[What the task requires]
Quote every line of the listing below verbatim, from the first line to the last.
━━━━━━━━━━━━━━━━
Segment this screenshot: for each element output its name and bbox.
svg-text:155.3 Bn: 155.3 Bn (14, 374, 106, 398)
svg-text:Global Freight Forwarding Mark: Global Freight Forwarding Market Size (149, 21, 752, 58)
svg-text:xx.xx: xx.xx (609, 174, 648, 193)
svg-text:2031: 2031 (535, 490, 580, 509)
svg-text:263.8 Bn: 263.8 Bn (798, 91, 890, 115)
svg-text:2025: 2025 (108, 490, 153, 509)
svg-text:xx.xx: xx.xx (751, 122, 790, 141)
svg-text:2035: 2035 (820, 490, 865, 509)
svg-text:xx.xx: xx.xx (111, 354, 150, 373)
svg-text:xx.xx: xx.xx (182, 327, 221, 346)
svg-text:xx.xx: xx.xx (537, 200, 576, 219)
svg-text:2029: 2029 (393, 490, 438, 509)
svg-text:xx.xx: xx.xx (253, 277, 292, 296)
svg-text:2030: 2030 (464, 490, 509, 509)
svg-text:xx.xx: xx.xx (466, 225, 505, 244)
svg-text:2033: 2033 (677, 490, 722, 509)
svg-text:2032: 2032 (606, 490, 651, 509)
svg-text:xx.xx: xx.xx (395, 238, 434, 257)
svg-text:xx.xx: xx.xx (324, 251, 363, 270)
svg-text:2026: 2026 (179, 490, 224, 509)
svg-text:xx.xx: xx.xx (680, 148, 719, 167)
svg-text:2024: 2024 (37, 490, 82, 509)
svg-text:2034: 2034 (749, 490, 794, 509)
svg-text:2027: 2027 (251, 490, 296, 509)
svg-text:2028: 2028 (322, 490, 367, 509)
━━━━━━━━━━━━━━━━
[Answer]
Segment this screenshot: for each element output its name and bbox.
svg-text:155.3 Bn: 155.3 Bn (14, 374, 106, 398)
svg-text:Global Freight Forwarding Mark: Global Freight Forwarding Market Size (149, 21, 752, 58)
svg-text:xx.xx: xx.xx (609, 174, 648, 193)
svg-text:2031: 2031 (535, 490, 580, 509)
svg-text:263.8 Bn: 263.8 Bn (798, 91, 890, 115)
svg-text:2025: 2025 (108, 490, 153, 509)
svg-text:xx.xx: xx.xx (751, 122, 790, 141)
svg-text:2035: 2035 (820, 490, 865, 509)
svg-text:xx.xx: xx.xx (111, 354, 150, 373)
svg-text:xx.xx: xx.xx (182, 327, 221, 346)
svg-text:xx.xx: xx.xx (537, 200, 576, 219)
svg-text:2029: 2029 (393, 490, 438, 509)
svg-text:xx.xx: xx.xx (253, 277, 292, 296)
svg-text:2030: 2030 (464, 490, 509, 509)
svg-text:xx.xx: xx.xx (466, 225, 505, 244)
svg-text:2033: 2033 (677, 490, 722, 509)
svg-text:2032: 2032 (606, 490, 651, 509)
svg-text:xx.xx: xx.xx (395, 238, 434, 257)
svg-text:xx.xx: xx.xx (324, 251, 363, 270)
svg-text:2026: 2026 (179, 490, 224, 509)
svg-text:xx.xx: xx.xx (680, 148, 719, 167)
svg-text:2024: 2024 (37, 490, 82, 509)
svg-text:2034: 2034 (749, 490, 794, 509)
svg-text:2027: 2027 (251, 490, 296, 509)
svg-text:2028: 2028 (322, 490, 367, 509)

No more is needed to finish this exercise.